| BRIEF |
Return every line of the data below that includes the string "Заводская".

| LISTED ENTRIES |

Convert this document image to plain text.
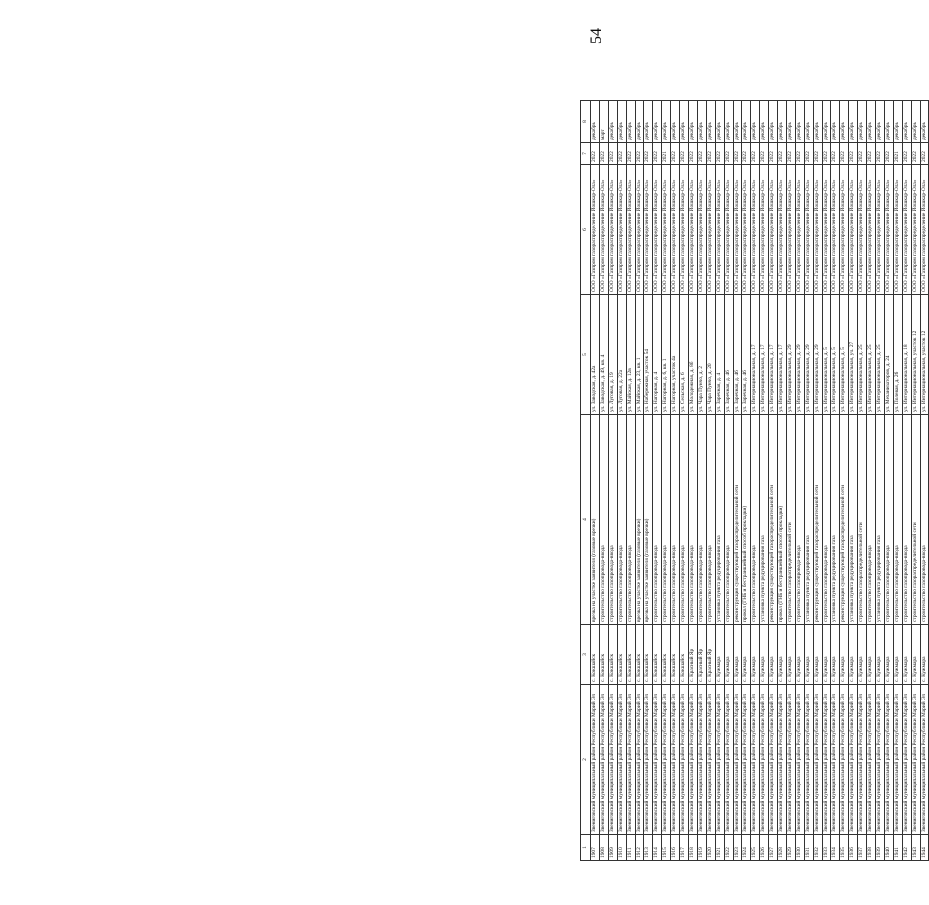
54
1	2	3	4	5	6	7	8
1907	Звениговский муниципальный район Республики Марий Эл	с. Кокшайск	врезка на участке заявителя (газовые врезки)	ул. Заводская, д. 42а	ООО «Газпром газораспределение Йошкар-Ола»	2022	декабрь
1908	Звениговский муниципальный район Республики Марий Эл	с. Кокшайск	строительство газопровода-ввода	ул. Заводская, д. 49, кв. 4	ООО «Газпром газораспределение Йошкар-Ола»	2022	март
1909	Звениговский муниципальный район Республики Марий Эл	с. Кокшайск	строительство газопровода-ввода	ул. Луговая, д. 19	ООО «Газпром газораспределение Йошкар-Ола»	2022	декабрь
1910	Звениговский муниципальный район Республики Марий Эл	с. Кокшайск	строительство газопровода-ввода	ул. Луговая, д. 22а	ООО «Газпром газораспределение Йошкар-Ола»	2022	декабрь
1911	Звениговский муниципальный район Республики Марий Эл	с. Кокшайск	строительство газопровода-ввода	ул. Майская, д. 12в	ООО «Газпром газораспределение Йошкар-Ола»	2022	декабрь
1912	Звениговский муниципальный район Республики Марий Эл	с. Кокшайск	врезка на участке заявителя (газовые врезки)	ул. Майская, д. 23, кв. 1	ООО «Газпром газораспределение Йошкар-Ола»	2022	декабрь
1913	Звениговский муниципальный район Республики Марий Эл	с. Кокшайск	врезка на участке заявителя (газовые врезки)	ул. Набережная, участок 54	ООО «Газпром газораспределение Йошкар-Ола»	2022	декабрь
1914	Звениговский муниципальный район Республики Марий Эл	с. Кокшайск	строительство газопровода-ввода	ул. Нагорная, д. 4	ООО «Газпром газораспределение Йошкар-Ола»	2022	декабрь
1915	Звениговский муниципальный район Республики Марий Эл	с. Кокшайск	строительство газопровода-ввода	ул. Нагорная, д. 6, кв. 1	ООО «Газпром газораспределение Йошкар-Ола»	2021	декабрь
1916	Звениговский муниципальный район Республики Марий Эл	с. Кокшайск	строительство газопровода-ввода	ул. Нагорная, участок 4а	ООО «Газпром газораспределение Йошкар-Ола»	2022	декабрь
1917	Звениговский муниципальный район Республики Марий Эл	с. Кокшайск	строительство газопровода-ввода	ул. Сельская, д. 6	ООО «Газпром газораспределение Йошкар-Ола»	2022	декабрь
1918	Звениговский муниципальный район Республики Марий Эл	с. Красный Яр	строительство газопровода-ввода	ул. Молодежная, д. 8б	ООО «Газпром газораспределение Йошкар-Ола»	2022	декабрь
1919	Звениговский муниципальный район Республики Марий Эл	с. Красный Яр	строительство газопровода-ввода	ул. Чара Пунчо, д. 2	ООО «Газпром газораспределение Йошкар-Ола»	2022	декабрь
1920	Звениговский муниципальный район Республики Марий Эл	с. Красный Яр	строительство газопровода-ввода	ул. Чара Пунчо, д. 20	ООО «Газпром газораспределение Йошкар-Ола»	2022	декабрь
1921	Звениговский муниципальный район Республики Марий Эл	с. Кужмара	установка пункта редуцирования газа	ул. Заречная, д. 4	ООО «Газпром газораспределение Йошкар-Ола»	2022	декабрь
1922	Звениговский муниципальный район Республики Марий Эл	с. Кужмара	строительство газопровода-ввода	ул. Заречная, д. 46	ООО «Газпром газораспределение Йошкар-Ола»	2022	декабрь
1923	Звениговский муниципальный район Республики Марий Эл	с. Кужмара	реконструкция существующей газораспределительной сети	ул. Заречная, д. 46	ООО «Газпром газораспределение Йошкар-Ола»	2022	декабрь
1924	Звениговский муниципальный район Республики Марий Эл	с. Кужмара	прокол (ГНБ и бестраншейный способ прокладки)	ул. Заречная, д. 46	ООО «Газпром газораспределение Йошкар-Ола»	2022	декабрь
1925	Звениговский муниципальный район Республики Марий Эл	с. Кужмара	строительство газопровода-ввода	ул. Интернациональная, д. 17	ООО «Газпром газораспределение Йошкар-Ола»	2022	декабрь
1926	Звениговский муниципальный район Республики Марий Эл	с. Кужмара	установка пункта редуцирования газа	ул. Интернациональная, д. 17	ООО «Газпром газораспределение Йошкар-Ола»	2022	декабрь
1927	Звениговский муниципальный район Республики Марий Эл	с. Кужмара	реконструкция существующей газораспределительной сети	ул. Интернациональная, д. 17	ООО «Газпром газораспределение Йошкар-Ола»	2022	декабрь
1928	Звениговский муниципальный район Республики Марий Эл	с. Кужмара	прокол (ГНБ и бестраншейный способ прокладки)	ул. Интернациональная, д. 17	ООО «Газпром газораспределение Йошкар-Ола»	2022	декабрь
1929	Звениговский муниципальный район Республики Марий Эл	с. Кужмара	строительство газораспределительной сети	ул. Интернациональная, д. 29	ООО «Газпром газораспределение Йошкар-Ола»	2022	декабрь
1930	Звениговский муниципальный район Республики Марий Эл	с. Кужмара	строительство газопровода-ввода	ул. Интернациональная, д. 29	ООО «Газпром газораспределение Йошкар-Ола»	2022	декабрь
1931	Звениговский муниципальный район Республики Марий Эл	с. Кужмара	установка пункта редуцирования газа	ул. Интернациональная, д. 29	ООО «Газпром газораспределение Йошкар-Ола»	2022	декабрь
1932	Звениговский муниципальный район Республики Марий Эл	с. Кужмара	реконструкция существующей газораспределительной сети	ул. Интернациональная, д. 29	ООО «Газпром газораспределение Йошкар-Ола»	2022	декабрь
1933	Звениговский муниципальный район Республики Марий Эл	с. Кужмара	строительство газопровода-ввода	ул. Интернациональная, д. 5	ООО «Газпром газораспределение Йошкар-Ола»	2022	декабрь
1934	Звениговский муниципальный район Республики Марий Эл	с. Кужмара	установка пункта редуцирования газа	ул. Интернациональная, д. 5	ООО «Газпром газораспределение Йошкар-Ола»	2022	декабрь
1935	Звениговский муниципальный район Республики Марий Эл	с. Кужмара	реконструкция существующей газораспределительной сети	ул. Интернациональная, д. 5	ООО «Газпром газораспределение Йошкар-Ола»	2022	декабрь
1936	Звениговский муниципальный район Республики Марий Эл	с. Кужмара	установка пункта редуцирования газа	ул. Интернациональная, уч. 27	ООО «Газпром газораспределение Йошкар-Ола»	2022	декабрь
1937	Звениговский муниципальный район Республики Марий Эл	с. Кужмара	строительство газораспределительной сети	ул. Интернациональная, д. 25	ООО «Газпром газораспределение Йошкар-Ола»	2022	декабрь
1938	Звениговский муниципальный район Республики Марий Эл	с. Кужмара	строительство газопровода-ввода	ул. Интернациональная, д. 25	ООО «Газпром газораспределение Йошкар-Ола»	2022	декабрь
1939	Звениговский муниципальный район Республики Марий Эл	с. Кужмара	установка пункта редуцирования газа	ул. Интернациональная, д. 25	ООО «Газпром газораспределение Йошкар-Ола»	2022	декабрь
1940	Звениговский муниципальный район Республики Марий Эл	с. Кужмара	строительство газопровода-ввода	ул. Механизаторов, д. 24	ООО «Газпром газораспределение Йошкар-Ола»	2022	декабрь
1941	Звениговский муниципальный район Республики Марий Эл	с. Кужмара	строительство газопровода-ввода	ул. Полевая, д. 26	ООО «Газпром газораспределение Йошкар-Ола»	2021	декабрь
1942	Звениговский муниципальный район Республики Марий Эл	с. Кужмара	строительство газопровода-ввода	ул. Интернациональная, д. 18	ООО «Газпром газораспределение Йошкар-Ола»	2022	декабрь
1943	Звениговский муниципальный район Республики Марий Эл	с. Кужмара	строительство газораспределительной сети	ул. Интернациональная, участок 12	ООО «Газпром газораспределение Йошкар-Ола»	2022	декабрь
1944	Звениговский муниципальный район Республики Марий Эл	с. Кужмара	строительство газопровода-ввода	ул. Интернациональная, участок 12	ООО «Газпром газораспределение Йошкар-Ола»	2022	декабрь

| COMPLETED TASK |
1907	Звениговский муниципальный район Республики Марий Эл	с. Кокшайск	врезка на участке заявителя (газовые врезки)	ул. Заводская, д. 42а	ООО «Газпром газораспределение Йошкар-Ола»	2022	декабрь
1908	Звениговский муниципальный район Республики Марий Эл	с. Кокшайск	строительство газопровода-ввода	ул. Заводская, д. 49, кв. 4	ООО «Газпром газораспределение Йошкар-Ола»	2022	март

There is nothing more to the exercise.